TASK DETAILS:
Return verbatim the lines of the listing below, starting with the line that contains "Patent image size: (854, 755)." and continuing through the line that contains "The door 242 is at (123, 488).", both included.

DATA FOR PROCESSING:
═══

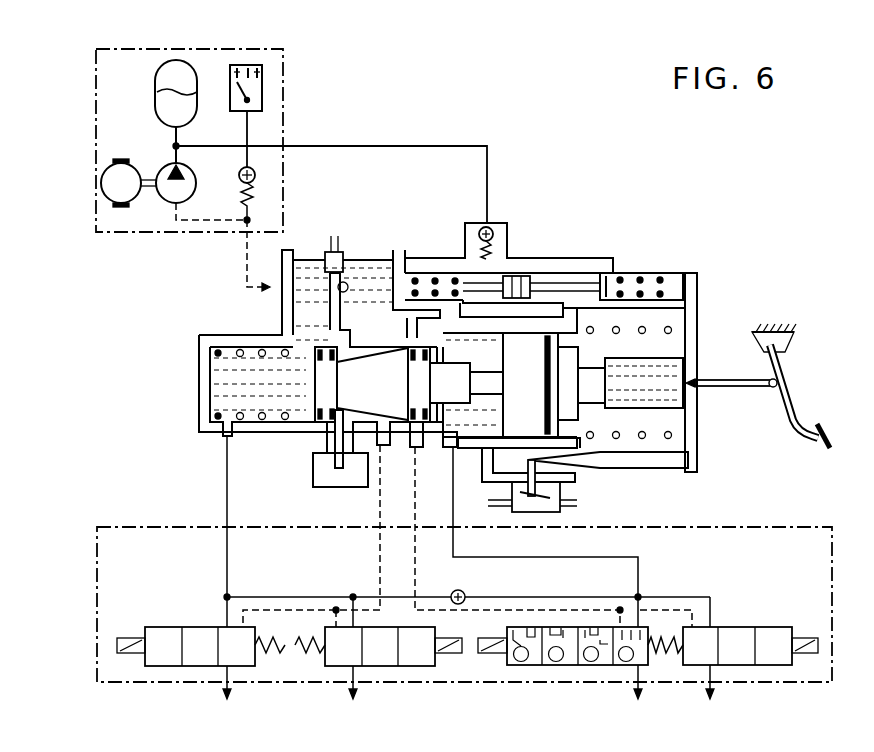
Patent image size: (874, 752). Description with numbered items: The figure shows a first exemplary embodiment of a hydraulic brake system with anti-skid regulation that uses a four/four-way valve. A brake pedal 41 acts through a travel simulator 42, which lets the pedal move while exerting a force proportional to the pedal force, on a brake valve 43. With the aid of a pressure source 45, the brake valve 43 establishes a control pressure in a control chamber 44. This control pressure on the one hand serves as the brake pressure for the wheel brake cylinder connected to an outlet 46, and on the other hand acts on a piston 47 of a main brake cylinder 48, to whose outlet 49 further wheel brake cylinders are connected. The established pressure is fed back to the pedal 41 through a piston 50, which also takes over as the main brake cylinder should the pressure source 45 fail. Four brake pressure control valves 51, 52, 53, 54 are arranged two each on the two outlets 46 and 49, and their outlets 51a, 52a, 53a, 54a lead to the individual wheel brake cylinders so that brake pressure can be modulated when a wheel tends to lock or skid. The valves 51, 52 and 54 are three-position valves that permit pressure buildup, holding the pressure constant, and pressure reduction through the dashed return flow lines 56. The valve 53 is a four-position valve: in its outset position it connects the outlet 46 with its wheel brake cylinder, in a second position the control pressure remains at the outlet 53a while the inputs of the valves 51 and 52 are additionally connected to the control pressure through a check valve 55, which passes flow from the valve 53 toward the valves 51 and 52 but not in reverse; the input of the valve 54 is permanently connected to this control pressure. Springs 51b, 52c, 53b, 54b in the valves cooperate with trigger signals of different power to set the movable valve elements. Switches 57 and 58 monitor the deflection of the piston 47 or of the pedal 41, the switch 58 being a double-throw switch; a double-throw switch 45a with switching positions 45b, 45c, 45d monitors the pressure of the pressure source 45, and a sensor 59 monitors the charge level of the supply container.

The brake pedal 41 is at (790, 388).
The travel simulator 42 is at (663, 274).
The brake valve 43 is at (535, 282).
The control chamber 44 is at (467, 352).
The pressure source 45 is at (112, 92).
The double-throw switch 45a is at (262, 97).
The switching position 45b is at (237, 70).
The switching position 45c is at (249, 70).
The switching position 45d is at (259, 74).
The outlet 46 is at (453, 449).
The piston 47 is at (360, 394).
The main brake cylinder 48 is at (227, 383).
The outlet 49 is at (222, 434).
The piston 50 is at (525, 355).
The brake pressure control valve 51 is at (207, 658).
The outlet 51a is at (231, 697).
The spring 51b is at (271, 646).
The brake pressure control valve 52 is at (380, 658).
The outlet 52a is at (350, 697).
The spring 52c is at (312, 645).
The four-position valve 53 is at (555, 660).
The outlet 53a is at (634, 697).
The spring 53b is at (656, 644).
The brake pressure control valve 54 is at (777, 660).
The outlet 54a is at (706, 697).
The spring 54b is at (682, 645).
The check valve 55 is at (470, 586).
The return flow lines 56 is at (414, 552).
The switch 57 is at (337, 480).
The switch 58 is at (550, 506).
The sensor 59 is at (339, 252).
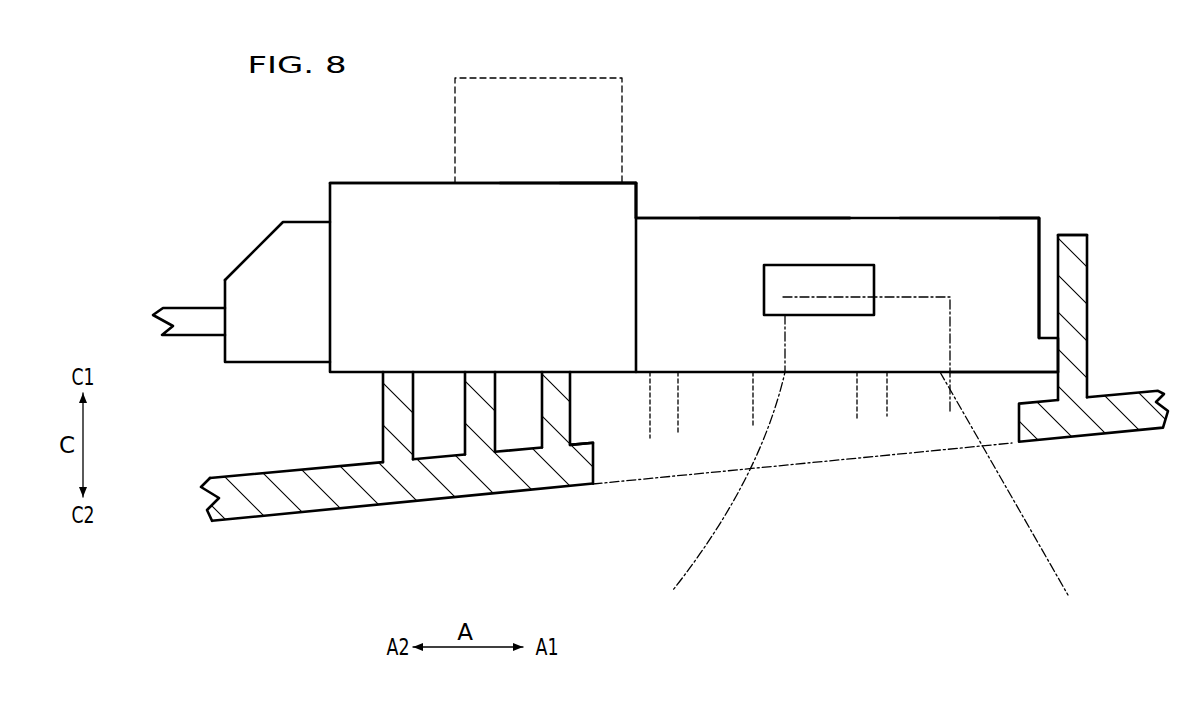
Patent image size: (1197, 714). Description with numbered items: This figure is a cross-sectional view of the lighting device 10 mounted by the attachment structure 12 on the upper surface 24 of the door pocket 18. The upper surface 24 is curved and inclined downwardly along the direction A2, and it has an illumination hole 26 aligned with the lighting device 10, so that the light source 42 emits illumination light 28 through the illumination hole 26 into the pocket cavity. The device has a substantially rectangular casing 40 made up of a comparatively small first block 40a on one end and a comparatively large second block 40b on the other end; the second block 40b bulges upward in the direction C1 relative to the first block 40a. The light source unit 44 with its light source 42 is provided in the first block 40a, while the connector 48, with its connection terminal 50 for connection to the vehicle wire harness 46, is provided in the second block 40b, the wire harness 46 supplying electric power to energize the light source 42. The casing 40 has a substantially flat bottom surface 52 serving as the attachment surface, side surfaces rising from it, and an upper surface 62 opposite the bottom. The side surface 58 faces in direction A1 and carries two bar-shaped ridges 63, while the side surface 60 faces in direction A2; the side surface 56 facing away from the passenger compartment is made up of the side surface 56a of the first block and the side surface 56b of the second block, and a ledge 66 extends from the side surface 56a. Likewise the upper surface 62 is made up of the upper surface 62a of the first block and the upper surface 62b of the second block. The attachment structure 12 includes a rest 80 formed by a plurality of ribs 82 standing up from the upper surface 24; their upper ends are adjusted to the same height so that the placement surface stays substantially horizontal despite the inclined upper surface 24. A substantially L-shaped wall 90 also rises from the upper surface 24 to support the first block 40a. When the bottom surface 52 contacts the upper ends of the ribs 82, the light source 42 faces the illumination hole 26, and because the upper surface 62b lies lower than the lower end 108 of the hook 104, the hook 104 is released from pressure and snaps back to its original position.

The lighting device 10 is at (413, 152).
The attachment structure 12 is at (979, 380).
The door pocket 18 is at (1126, 425).
The upper surface 24 is at (228, 477).
The illumination hole 26 is at (885, 450).
The illumination light 28 is at (1068, 553).
The casing 40 is at (843, 216).
The first block 40a is at (1011, 224).
The second block 40b is at (373, 195).
The light source 42 is at (922, 297).
The light source unit 44 is at (1009, 252).
The wire harness 46 is at (192, 315).
The connector 48 is at (483, 249).
The connection terminal 50 is at (255, 250).
The bottom surface 52 is at (1030, 376).
The side surface 56 is at (586, 462).
The side surface of the first block 56a is at (708, 353).
The side surface of the second block 56b is at (594, 337).
The side surface 58 is at (1042, 265).
The side surface 60 is at (328, 325).
The upper surface 62 is at (652, 128).
The upper surface of the first block 62a is at (770, 216).
The upper surface of the second block 62b is at (588, 177).
The bar-shaped ridges 63 is at (1057, 215).
The ledge 66 is at (838, 275).
The rest 80 is at (372, 404).
The ribs 82 is at (382, 435).
The wall 90 is at (1078, 308).
The hook 104 is at (497, 78).
The lower end 108 is at (537, 190).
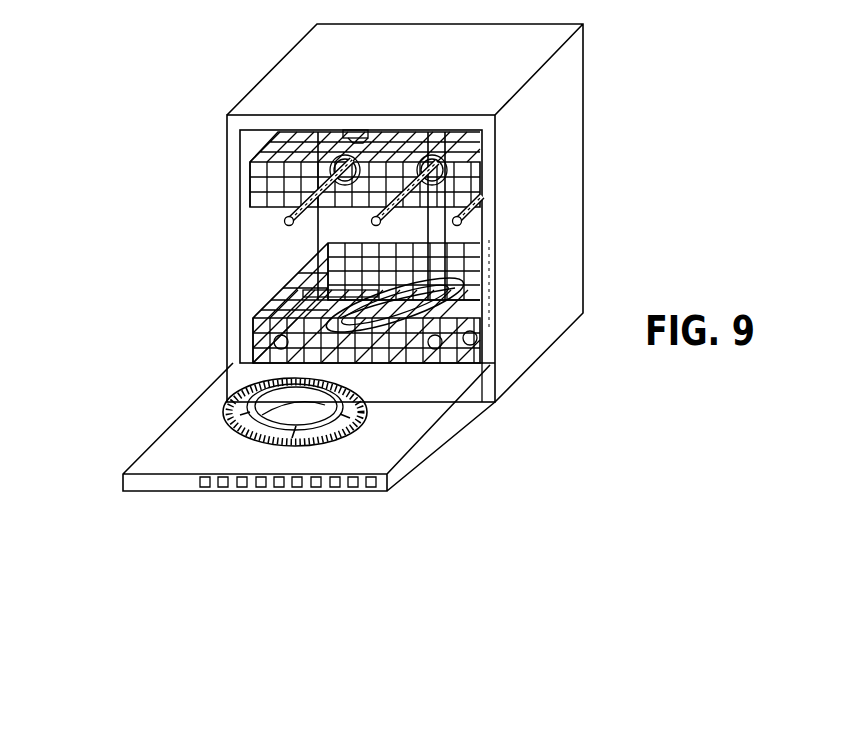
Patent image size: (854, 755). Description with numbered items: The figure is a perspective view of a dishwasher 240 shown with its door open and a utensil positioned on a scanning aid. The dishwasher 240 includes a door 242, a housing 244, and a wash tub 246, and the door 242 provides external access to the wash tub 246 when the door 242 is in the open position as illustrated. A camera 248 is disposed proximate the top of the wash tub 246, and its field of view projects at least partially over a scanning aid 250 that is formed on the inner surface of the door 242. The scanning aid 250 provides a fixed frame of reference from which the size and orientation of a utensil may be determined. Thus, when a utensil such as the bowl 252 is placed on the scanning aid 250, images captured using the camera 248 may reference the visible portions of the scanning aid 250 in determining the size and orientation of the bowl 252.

The dishwasher 240 is at (214, 58).
The door 242 is at (123, 488).
The housing 244 is at (228, 128).
The wash tub 246 is at (243, 272).
The camera 248 is at (355, 130).
The scanning aid 250 is at (250, 440).
The bowl 252 is at (292, 438).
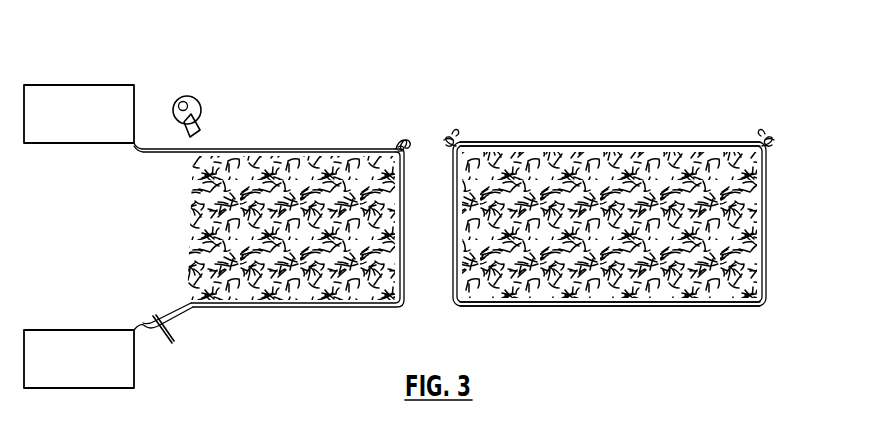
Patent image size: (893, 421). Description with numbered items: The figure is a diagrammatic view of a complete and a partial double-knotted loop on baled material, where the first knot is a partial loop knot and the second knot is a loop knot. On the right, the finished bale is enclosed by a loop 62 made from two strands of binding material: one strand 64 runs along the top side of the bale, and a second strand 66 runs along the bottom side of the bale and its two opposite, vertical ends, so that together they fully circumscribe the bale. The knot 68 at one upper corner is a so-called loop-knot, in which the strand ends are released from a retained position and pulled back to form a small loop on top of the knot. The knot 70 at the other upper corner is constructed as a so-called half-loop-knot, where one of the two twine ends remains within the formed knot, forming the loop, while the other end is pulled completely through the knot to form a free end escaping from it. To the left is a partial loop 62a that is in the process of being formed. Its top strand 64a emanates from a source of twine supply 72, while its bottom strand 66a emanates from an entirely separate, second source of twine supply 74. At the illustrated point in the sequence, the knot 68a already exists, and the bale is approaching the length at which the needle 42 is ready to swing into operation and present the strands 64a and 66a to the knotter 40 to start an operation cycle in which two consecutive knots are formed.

The knotter 40 is at (192, 88).
The needle 42 is at (178, 322).
The loop 62 is at (640, 135).
The partial loop 62a is at (304, 140).
The strand 64 is at (556, 142).
The top strand 64a is at (237, 147).
The second strand 66 is at (620, 308).
The bottom strand 66a is at (282, 308).
The knot 68 is at (762, 133).
The knot 68a is at (398, 137).
The knot 70 is at (456, 134).
The source of twine supply 72 is at (78, 85).
The second source of twine supply 74 is at (78, 330).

═══

SOLUTION TO THE EXERCISE:
Patent image size: (854, 755). Description with numbered items: The figure is a perspective view of a dishwasher 240 shown with its door open and a utensil positioned on a scanning aid. The dishwasher 240 includes a door 242, a housing 244, and a wash tub 246, and the door 242 provides external access to the wash tub 246 when the door 242 is in the open position as illustrated. A camera 248 is disposed proximate the top of the wash tub 246, and its field of view projects at least partially over a scanning aid 250 that is formed on the inner surface of the door 242. The scanning aid 250 provides a fixed frame of reference from which the size and orientation of a utensil may be determined. Thus, when a utensil such as the bowl 252 is placed on the scanning aid 250, images captured using the camera 248 may reference the visible portions of the scanning aid 250 in determining the size and orientation of the bowl 252.

The dishwasher 240 is at (214, 58).
The door 242 is at (123, 488).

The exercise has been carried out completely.